-- Start Stored records --

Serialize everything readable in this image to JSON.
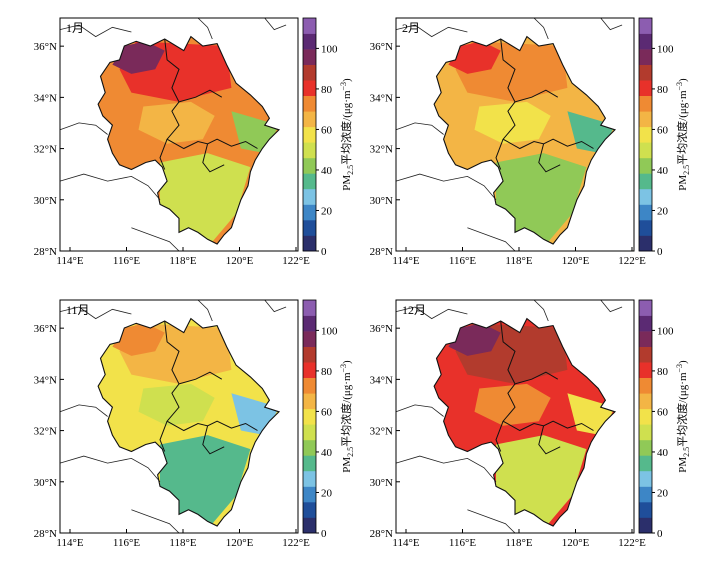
{
  "figure": {
    "colorbar_title": "PM",
    "colorbar_sub": "2.5",
    "colorbar_suffix": "平均浓度/(μg·m",
    "colorbar_exp": "−3",
    "colorbar_close": ")",
    "colorbar_ticks": [
      "0",
      "20",
      "40",
      "60",
      "80",
      "100"
    ],
    "colorbar_colors": [
      "#2b2f6b",
      "#1f4e9a",
      "#3d86c6",
      "#7cc3e4",
      "#55b98c",
      "#90c957",
      "#cfe04f",
      "#f2e24a",
      "#f3b545",
      "#ef8a33",
      "#e8312a",
      "#b23b2d",
      "#7a2a5a",
      "#5b2a73",
      "#8c5db0"
    ],
    "x_ticks": [
      "114°E",
      "116°E",
      "118°E",
      "120°E",
      "122°E"
    ],
    "y_ticks": [
      "28°N",
      "30°N",
      "32°N",
      "34°N",
      "36°N"
    ]
  },
  "panels": [
    {
      "label": "1月",
      "palette": {
        "base": "#ef8a33",
        "north": "#e8312a",
        "northwest": "#7a2a5a",
        "south": "#cfe04f",
        "coast": "#90c957",
        "center": "#f3b545"
      }
    },
    {
      "label": "2月",
      "palette": {
        "base": "#f3b545",
        "north": "#ef8a33",
        "northwest": "#e8312a",
        "south": "#90c957",
        "coast": "#55b98c",
        "center": "#f2e24a"
      }
    },
    {
      "label": "11月",
      "palette": {
        "base": "#f2e24a",
        "north": "#f3b545",
        "northwest": "#ef8a33",
        "south": "#55b98c",
        "coast": "#7cc3e4",
        "center": "#cfe04f"
      }
    },
    {
      "label": "12月",
      "palette": {
        "base": "#e8312a",
        "north": "#b23b2d",
        "northwest": "#7a2a5a",
        "south": "#cfe04f",
        "coast": "#f2e24a",
        "center": "#ef8a33"
      }
    }
  ]
}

-- End Stored records --

• The task: Omit all pictures while transcribing the entries verbatim.

• Problem solution:
Serialize everything readable in this image to JSON.
{
  "figure": {
    "colorbar_title": "PM",
    "colorbar_sub": "2.5",
    "colorbar_suffix": "平均浓度/(μg·m",
    "colorbar_exp": "−3",
    "colorbar_close": ")",
    "colorbar_ticks": [
      "0",
      "20",
      "40",
      "60",
      "80",
      "100"
    ],
    "colorbar_colors": [
      "#2b2f6b",
      "#1f4e9a",
      "#3d86c6",
      "#7cc3e4",
      "#55b98c",
      "#90c957",
      "#cfe04f",
      "#f2e24a",
      "#f3b545",
      "#ef8a33",
      "#e8312a",
      "#b23b2d",
      "#7a2a5a",
      "#5b2a73",
      "#8c5db0"
    ],
    "x_ticks": [
      "114°E",
      "116°E",
      "118°E",
      "120°E",
      "122°E"
    ],
    "y_ticks": [
      "28°N",
      "30°N",
      "32°N",
      "34°N",
      "36°N"
    ]
  },
  "panels": [
    {
      "label": "1月",
      "palette": {
        "base": "#ef8a33",
        "north": "#e8312a",
        "northwest": "#7a2a5a",
        "south": "#cfe04f",
        "coast": "#90c957",
        "center": "#f3b545"
      }
    },
    {
      "label": "2月",
      "palette": {
        "base": "#f3b545",
        "north": "#ef8a33",
        "northwest": "#e8312a",
        "south": "#90c957",
        "coast": "#55b98c",
        "center": "#f2e24a"
      }
    },
    {
      "label": "11月",
      "palette": {
        "base": "#f2e24a",
        "north": "#f3b545",
        "northwest": "#ef8a33",
        "south": "#55b98c",
        "coast": "#7cc3e4",
        "center": "#cfe04f"
      }
    },
    {
      "label": "12月",
      "palette": {
        "base": "#e8312a",
        "north": "#b23b2d",
        "northwest": "#7a2a5a",
        "south": "#cfe04f",
        "coast": "#f2e24a",
        "center": "#ef8a33"
      }
    }
  ]
}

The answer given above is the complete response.